### Brief
Reproduce the listing exactly and skip over any pictures.

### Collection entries
━━━━━━━━━━━━━━━━━━━━
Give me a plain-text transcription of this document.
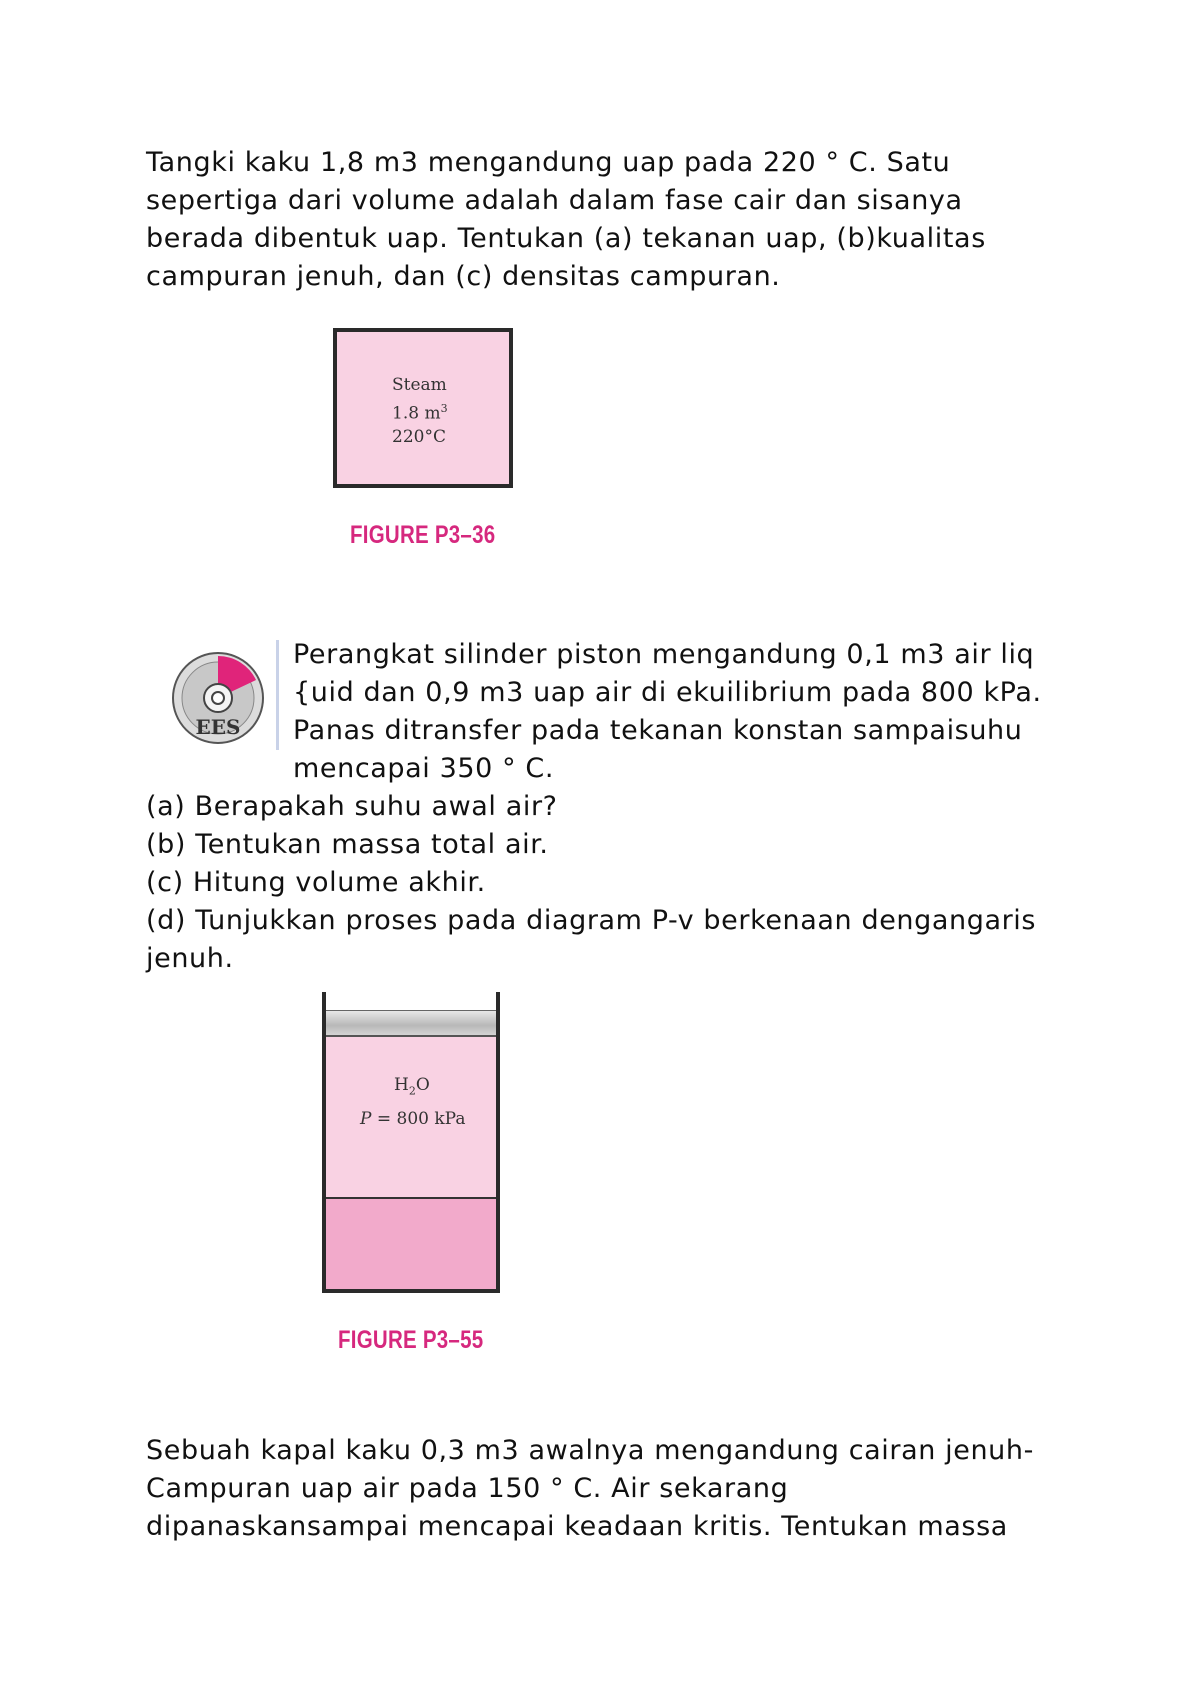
Tangki kaku 1,8 m3 mengandung uap pada 220 ° C. Satu
sepertiga dari volume adalah dalam fase cair dan sisanya
berada dibentuk uap. Tentukan (a) tekanan uap, (b)kualitas
campuran jenuh, dan (c) densitas campuran.
Steam
1.8 $m^3$
220°C
FIGURE P3–36
EES
Perangkat silinder piston mengandung 0,1 m3 air liq
{uid dan 0,9 m3 uap air di ekuilibrium pada 800 kPa.
Panas ditransfer pada tekanan konstan sampaisuhu
mencapai 350 ° C.
(a) Berapakah suhu awal air?
(b) Tentukan massa total air.
(c) Hitung volume akhir.
(d) Tunjukkan proses pada diagram P-v berkenaan dengangaris
jenuh.
$H_2O$
P = 800 kPa
FIGURE P3–55
Sebuah kapal kaku 0,3 m3 awalnya mengandung cairan jenuh-
Campuran uap air pada 150 ° C. Air sekarang
dipanaskansampai mencapai keadaan kritis. Tentukan massa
━━━━━━━━━━━━━━━━━━━━
### The solution
Give me a plain-text transcription of this document.
Tangki kaku 1,8 m3 mengandung uap pada 220 ° C. Satu
sepertiga dari volume adalah dalam fase cair dan sisanya
berada dibentuk uap. Tentukan (a) tekanan uap, (b)kualitas
campuran jenuh, dan (c) densitas campuran.
Steam
1.8 $m^3$
220°C
FIGURE P3–36
EES
Perangkat silinder piston mengandung 0,1 m3 air liq
{uid dan 0,9 m3 uap air di ekuilibrium pada 800 kPa.
Panas ditransfer pada tekanan konstan sampaisuhu
mencapai 350 ° C.
(a) Berapakah suhu awal air?
(b) Tentukan massa total air.
(c) Hitung volume akhir.
(d) Tunjukkan proses pada diagram P-v berkenaan dengangaris
jenuh.
$H_2O$
P = 800 kPa
FIGURE P3–55
Sebuah kapal kaku 0,3 m3 awalnya mengandung cairan jenuh-
Campuran uap air pada 150 ° C. Air sekarang
dipanaskansampai mencapai keadaan kritis. Tentukan massa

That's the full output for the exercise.